begin Supplied material

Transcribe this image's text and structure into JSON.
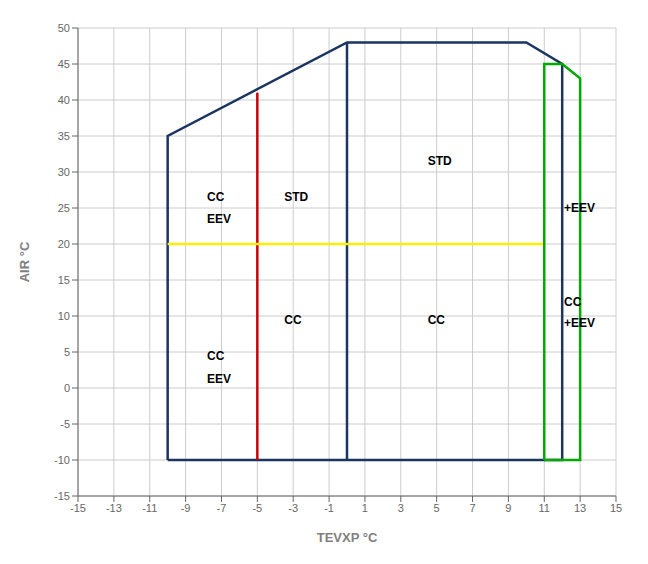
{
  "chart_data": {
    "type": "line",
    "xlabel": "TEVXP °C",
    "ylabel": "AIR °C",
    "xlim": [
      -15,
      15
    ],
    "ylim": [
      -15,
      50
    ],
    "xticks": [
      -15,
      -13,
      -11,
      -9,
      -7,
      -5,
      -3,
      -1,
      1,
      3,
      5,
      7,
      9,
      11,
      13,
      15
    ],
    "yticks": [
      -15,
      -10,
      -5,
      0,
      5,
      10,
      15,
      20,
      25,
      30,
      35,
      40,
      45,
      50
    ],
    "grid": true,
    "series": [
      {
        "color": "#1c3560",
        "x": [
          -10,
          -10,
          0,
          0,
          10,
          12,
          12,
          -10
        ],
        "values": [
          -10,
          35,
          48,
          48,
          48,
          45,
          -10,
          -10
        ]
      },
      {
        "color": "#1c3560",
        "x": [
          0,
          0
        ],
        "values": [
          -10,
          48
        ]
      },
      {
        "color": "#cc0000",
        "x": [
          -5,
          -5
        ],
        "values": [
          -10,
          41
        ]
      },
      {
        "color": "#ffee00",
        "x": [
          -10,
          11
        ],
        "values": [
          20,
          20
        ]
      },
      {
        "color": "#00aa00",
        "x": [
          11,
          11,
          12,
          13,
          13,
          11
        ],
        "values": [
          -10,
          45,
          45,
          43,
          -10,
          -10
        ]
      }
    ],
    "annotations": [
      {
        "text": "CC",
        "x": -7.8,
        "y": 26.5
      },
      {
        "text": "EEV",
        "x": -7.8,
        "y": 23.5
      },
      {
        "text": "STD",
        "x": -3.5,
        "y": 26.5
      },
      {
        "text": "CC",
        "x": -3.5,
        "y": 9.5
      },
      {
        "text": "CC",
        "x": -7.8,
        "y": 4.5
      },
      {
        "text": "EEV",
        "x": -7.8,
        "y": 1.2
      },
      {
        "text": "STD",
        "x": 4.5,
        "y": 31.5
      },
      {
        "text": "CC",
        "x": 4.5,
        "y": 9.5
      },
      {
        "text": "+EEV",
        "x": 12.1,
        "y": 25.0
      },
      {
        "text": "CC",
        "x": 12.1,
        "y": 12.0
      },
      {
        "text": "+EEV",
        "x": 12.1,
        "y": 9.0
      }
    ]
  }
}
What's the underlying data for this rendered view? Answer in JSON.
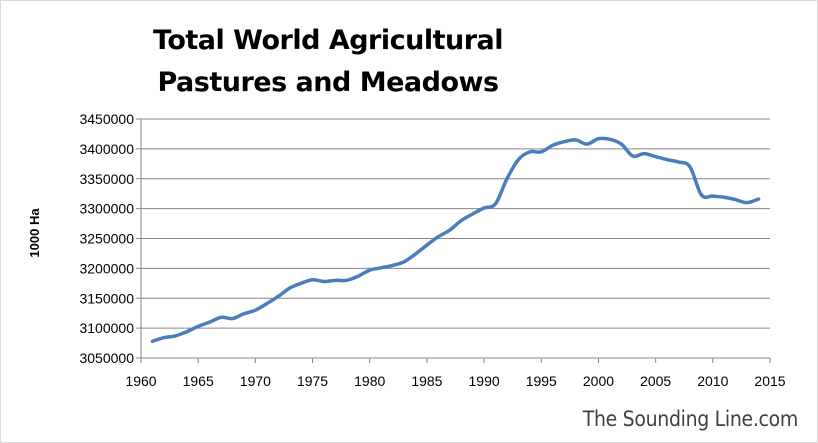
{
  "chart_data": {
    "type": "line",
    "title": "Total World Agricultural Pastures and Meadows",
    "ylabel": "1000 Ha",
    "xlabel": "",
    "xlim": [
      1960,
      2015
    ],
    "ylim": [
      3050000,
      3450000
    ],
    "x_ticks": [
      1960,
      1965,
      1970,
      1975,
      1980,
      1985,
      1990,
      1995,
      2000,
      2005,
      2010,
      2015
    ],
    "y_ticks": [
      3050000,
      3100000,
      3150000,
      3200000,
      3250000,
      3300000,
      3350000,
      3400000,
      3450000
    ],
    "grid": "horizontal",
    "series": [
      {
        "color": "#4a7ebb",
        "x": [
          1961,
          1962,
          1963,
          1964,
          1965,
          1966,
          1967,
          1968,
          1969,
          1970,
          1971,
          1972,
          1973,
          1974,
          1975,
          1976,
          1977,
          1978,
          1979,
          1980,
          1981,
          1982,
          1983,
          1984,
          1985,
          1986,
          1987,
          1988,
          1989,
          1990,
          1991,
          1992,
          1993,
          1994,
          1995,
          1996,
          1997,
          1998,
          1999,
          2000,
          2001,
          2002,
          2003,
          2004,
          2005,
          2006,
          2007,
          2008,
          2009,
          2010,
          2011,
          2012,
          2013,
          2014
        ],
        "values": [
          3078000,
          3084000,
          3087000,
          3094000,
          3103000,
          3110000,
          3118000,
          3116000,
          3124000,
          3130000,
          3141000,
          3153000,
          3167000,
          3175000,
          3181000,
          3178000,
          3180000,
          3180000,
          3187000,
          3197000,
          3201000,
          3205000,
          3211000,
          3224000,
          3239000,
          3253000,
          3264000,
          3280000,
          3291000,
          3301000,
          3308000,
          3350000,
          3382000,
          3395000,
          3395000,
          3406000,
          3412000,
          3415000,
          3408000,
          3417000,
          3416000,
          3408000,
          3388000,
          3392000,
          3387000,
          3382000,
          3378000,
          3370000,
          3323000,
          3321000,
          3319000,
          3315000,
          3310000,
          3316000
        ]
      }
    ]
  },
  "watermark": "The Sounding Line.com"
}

end Supplied material

Given exercise
All of the data above should be transcribed verbatim, with pictures omitted.

Result of this task
Transcribe this image's text and structure into JSON.
{
  "chart_data": {
    "type": "line",
    "xlabel": "TEVXP °C",
    "ylabel": "AIR °C",
    "xlim": [
      -15,
      15
    ],
    "ylim": [
      -15,
      50
    ],
    "xticks": [
      -15,
      -13,
      -11,
      -9,
      -7,
      -5,
      -3,
      -1,
      1,
      3,
      5,
      7,
      9,
      11,
      13,
      15
    ],
    "yticks": [
      -15,
      -10,
      -5,
      0,
      5,
      10,
      15,
      20,
      25,
      30,
      35,
      40,
      45,
      50
    ],
    "grid": true,
    "series": [
      {
        "color": "#1c3560",
        "x": [
          -10,
          -10,
          0,
          0,
          10,
          12,
          12,
          -10
        ],
        "values": [
          -10,
          35,
          48,
          48,
          48,
          45,
          -10,
          -10
        ]
      },
      {
        "color": "#1c3560",
        "x": [
          0,
          0
        ],
        "values": [
          -10,
          48
        ]
      },
      {
        "color": "#cc0000",
        "x": [
          -5,
          -5
        ],
        "values": [
          -10,
          41
        ]
      },
      {
        "color": "#ffee00",
        "x": [
          -10,
          11
        ],
        "values": [
          20,
          20
        ]
      },
      {
        "color": "#00aa00",
        "x": [
          11,
          11,
          12,
          13,
          13,
          11
        ],
        "values": [
          -10,
          45,
          45,
          43,
          -10,
          -10
        ]
      }
    ],
    "annotations": [
      {
        "text": "CC",
        "x": -7.8,
        "y": 26.5
      },
      {
        "text": "EEV",
        "x": -7.8,
        "y": 23.5
      },
      {
        "text": "STD",
        "x": -3.5,
        "y": 26.5
      },
      {
        "text": "CC",
        "x": -3.5,
        "y": 9.5
      },
      {
        "text": "CC",
        "x": -7.8,
        "y": 4.5
      },
      {
        "text": "EEV",
        "x": -7.8,
        "y": 1.2
      },
      {
        "text": "STD",
        "x": 4.5,
        "y": 31.5
      },
      {
        "text": "CC",
        "x": 4.5,
        "y": 9.5
      },
      {
        "text": "+EEV",
        "x": 12.1,
        "y": 25.0
      },
      {
        "text": "CC",
        "x": 12.1,
        "y": 12.0
      },
      {
        "text": "+EEV",
        "x": 12.1,
        "y": 9.0
      }
    ]
  }
}
What's the underlying data for this rendered view? Answer in JSON.
{
  "chart_data": {
    "type": "line",
    "title": "Total World Agricultural Pastures and Meadows",
    "ylabel": "1000 Ha",
    "xlabel": "",
    "xlim": [
      1960,
      2015
    ],
    "ylim": [
      3050000,
      3450000
    ],
    "x_ticks": [
      1960,
      1965,
      1970,
      1975,
      1980,
      1985,
      1990,
      1995,
      2000,
      2005,
      2010,
      2015
    ],
    "y_ticks": [
      3050000,
      3100000,
      3150000,
      3200000,
      3250000,
      3300000,
      3350000,
      3400000,
      3450000
    ],
    "grid": "horizontal",
    "series": [
      {
        "color": "#4a7ebb",
        "x": [
          1961,
          1962,
          1963,
          1964,
          1965,
          1966,
          1967,
          1968,
          1969,
          1970,
          1971,
          1972,
          1973,
          1974,
          1975,
          1976,
          1977,
          1978,
          1979,
          1980,
          1981,
          1982,
          1983,
          1984,
          1985,
          1986,
          1987,
          1988,
          1989,
          1990,
          1991,
          1992,
          1993,
          1994,
          1995,
          1996,
          1997,
          1998,
          1999,
          2000,
          2001,
          2002,
          2003,
          2004,
          2005,
          2006,
          2007,
          2008,
          2009,
          2010,
          2011,
          2012,
          2013,
          2014
        ],
        "values": [
          3078000,
          3084000,
          3087000,
          3094000,
          3103000,
          3110000,
          3118000,
          3116000,
          3124000,
          3130000,
          3141000,
          3153000,
          3167000,
          3175000,
          3181000,
          3178000,
          3180000,
          3180000,
          3187000,
          3197000,
          3201000,
          3205000,
          3211000,
          3224000,
          3239000,
          3253000,
          3264000,
          3280000,
          3291000,
          3301000,
          3308000,
          3350000,
          3382000,
          3395000,
          3395000,
          3406000,
          3412000,
          3415000,
          3408000,
          3417000,
          3416000,
          3408000,
          3388000,
          3392000,
          3387000,
          3382000,
          3378000,
          3370000,
          3323000,
          3321000,
          3319000,
          3315000,
          3310000,
          3316000
        ]
      }
    ]
  },
  "watermark": "The Sounding Line.com"
}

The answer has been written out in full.